From the listing below, pull out every line where the string "this" appears.

━━━━━━━━

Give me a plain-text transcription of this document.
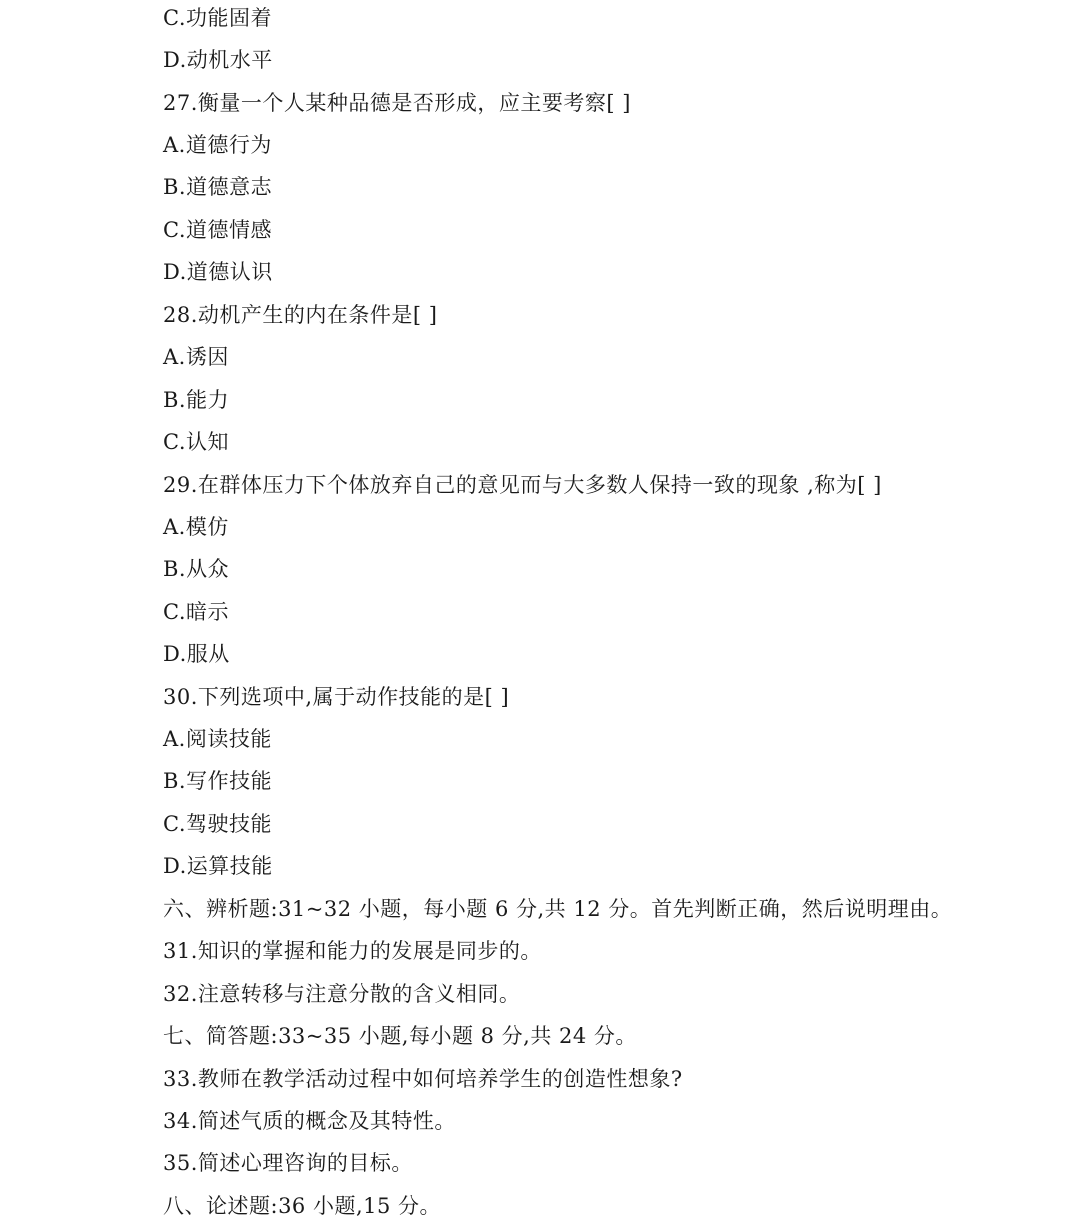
C.功能固着
D.动机水平
27.衡量一个人某种品德是否形成，应主要考察[ ]
A.道德行为
B.道德意志
C.道德情感
D.道德认识
28.动机产生的内在条件是[ ]
A.诱因
B.能力
C.认知
29.在群体压力下个体放弃自己的意见而与大多数人保持一致的现象 ,称为[ ]
A.模仿
B.从众
C.暗示
D.服从
30.下列选项中,属于动作技能的是[ ]
A.阅读技能
B.写作技能
C.驾驶技能
D.运算技能
六、辨析题:31~32 小题，每小题 6 分,共 12 分。首先判断正确，然后说明理由。
31.知识的掌握和能力的发展是同步的。
32.注意转移与注意分散的含义相同。
七、简答题:33~35 小题,每小题 8 分,共 24 分。
33.教师在教学活动过程中如何培养学生的创造性想象?
34.简述气质的概念及其特性。
35.简述心理咨询的目标。
八、论述题:36 小题,15 分。
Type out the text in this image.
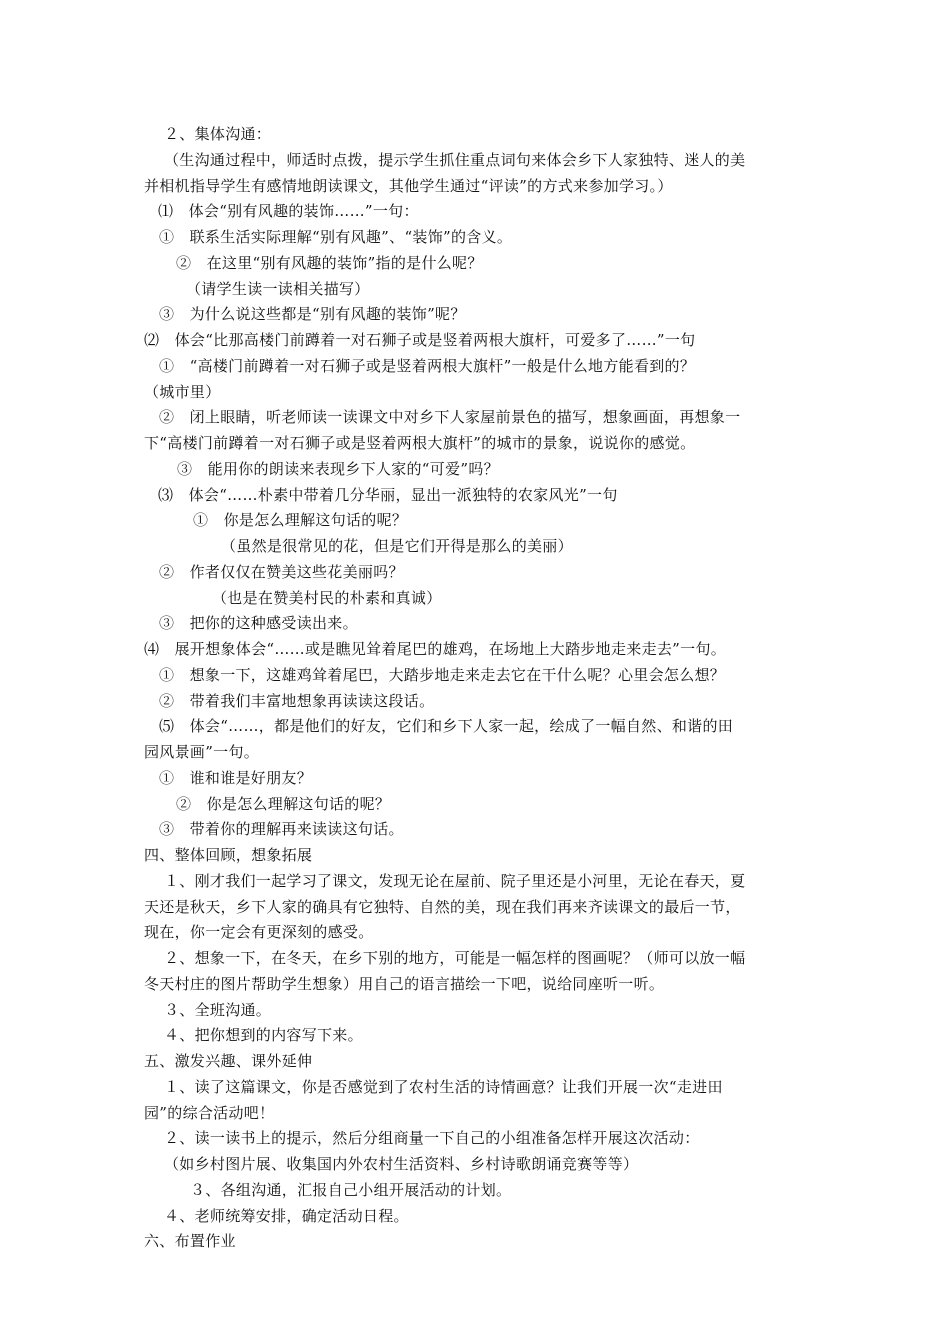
２、集体沟通：
（生沟通过程中，师适时点拨，提示学生抓住重点词句来体会乡下人家独特、迷人的美
并相机指导学生有感情地朗读课文，其他学生通过“评读”的方式来参加学习。）
⑴　体会“别有风趣的装饰……”一句：
①　联系生活实际理解“别有风趣”、“装饰”的含义。
②　在这里“别有风趣的装饰”指的是什么呢？
（请学生读一读相关描写）
③　为什么说这些都是“别有风趣的装饰”呢？
⑵　体会“比那高楼门前蹲着一对石狮子或是竖着两根大旗杆，可爱多了……”一句
①　“高楼门前蹲着一对石狮子或是竖着两根大旗杆”一般是什么地方能看到的？
（城市里）
②　闭上眼睛，听老师读一读课文中对乡下人家屋前景色的描写，想象画面，再想象一
下“高楼门前蹲着一对石狮子或是竖着两根大旗杆”的城市的景象，说说你的感觉。
③　能用你的朗读来表现乡下人家的“可爱”吗？
⑶　体会“……朴素中带着几分华丽，显出一派独特的农家风光”一句
①　你是怎么理解这句话的呢？
（虽然是很常见的花，但是它们开得是那么的美丽）
②　作者仅仅在赞美这些花美丽吗？
（也是在赞美村民的朴素和真诚）
③　把你的这种感受读出来。
⑷　展开想象体会“……或是瞧见耸着尾巴的雄鸡，在场地上大踏步地走来走去”一句。
①　想象一下，这雄鸡耸着尾巴，大踏步地走来走去它在干什么呢？心里会怎么想？
②　带着我们丰富地想象再读读这段话。
⑸　体会“……，都是他们的好友，它们和乡下人家一起，绘成了一幅自然、和谐的田
园风景画”一句。
①　谁和谁是好朋友？
②　你是怎么理解这句话的呢？
③　带着你的理解再来读读这句话。
四、整体回顾，想象拓展
１、刚才我们一起学习了课文，发现无论在屋前、院子里还是小河里，无论在春天，夏
天还是秋天，乡下人家的确具有它独特、自然的美，现在我们再来齐读课文的最后一节，
现在，你一定会有更深刻的感受。
２、想象一下，在冬天，在乡下别的地方，可能是一幅怎样的图画呢？（师可以放一幅
冬天村庄的图片帮助学生想象）用自己的语言描绘一下吧，说给同座听一听。
３、全班沟通。
４、把你想到的内容写下来。
五、激发兴趣、课外延伸
１、读了这篇课文，你是否感觉到了农村生活的诗情画意？让我们开展一次“走进田
园”的综合活动吧！
２、读一读书上的提示，然后分组商量一下自己的小组准备怎样开展这次活动：
（如乡村图片展、收集国内外农村生活资料、乡村诗歌朗诵竞赛等等）
３、各组沟通，汇报自己小组开展活动的计划。
４、老师统筹安排，确定活动日程。
六、布置作业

━━━━━━━━

■ Result ■
Give me a plain-text transcription of this document.
Type out the text in this image.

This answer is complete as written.